Records from a data collection
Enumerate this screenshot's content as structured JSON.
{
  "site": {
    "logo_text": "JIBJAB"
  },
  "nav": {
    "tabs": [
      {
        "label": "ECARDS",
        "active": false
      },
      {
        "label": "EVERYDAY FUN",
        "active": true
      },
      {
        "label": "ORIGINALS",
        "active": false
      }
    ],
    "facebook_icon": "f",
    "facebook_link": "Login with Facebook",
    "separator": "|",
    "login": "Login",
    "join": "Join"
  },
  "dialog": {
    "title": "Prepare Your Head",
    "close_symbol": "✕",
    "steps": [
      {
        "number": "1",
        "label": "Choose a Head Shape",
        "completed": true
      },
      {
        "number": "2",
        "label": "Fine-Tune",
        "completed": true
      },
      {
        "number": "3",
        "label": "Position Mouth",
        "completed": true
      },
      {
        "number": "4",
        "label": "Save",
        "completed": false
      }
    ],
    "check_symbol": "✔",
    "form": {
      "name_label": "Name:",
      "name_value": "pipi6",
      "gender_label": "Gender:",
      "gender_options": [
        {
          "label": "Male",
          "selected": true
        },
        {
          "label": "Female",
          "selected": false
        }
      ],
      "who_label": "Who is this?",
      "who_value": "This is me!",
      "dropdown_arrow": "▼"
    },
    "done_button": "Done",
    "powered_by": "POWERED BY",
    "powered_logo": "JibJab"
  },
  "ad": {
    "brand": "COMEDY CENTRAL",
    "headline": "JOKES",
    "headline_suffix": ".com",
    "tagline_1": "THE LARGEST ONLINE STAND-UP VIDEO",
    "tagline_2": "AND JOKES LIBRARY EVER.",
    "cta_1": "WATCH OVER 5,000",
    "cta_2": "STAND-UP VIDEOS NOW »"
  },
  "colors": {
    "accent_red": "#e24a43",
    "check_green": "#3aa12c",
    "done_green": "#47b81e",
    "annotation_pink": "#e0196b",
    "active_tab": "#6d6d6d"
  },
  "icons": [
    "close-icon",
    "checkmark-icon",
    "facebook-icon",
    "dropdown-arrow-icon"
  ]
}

| WRITTEN TASK |
Gather up every line from the listing above in which the word "STAND" occurs.

| ANSWER FOR THIS EXERCISE |
    "tagline_1": "THE LARGEST ONLINE STAND-UP VIDEO",
    "cta_2": "STAND-UP VIDEOS NOW »"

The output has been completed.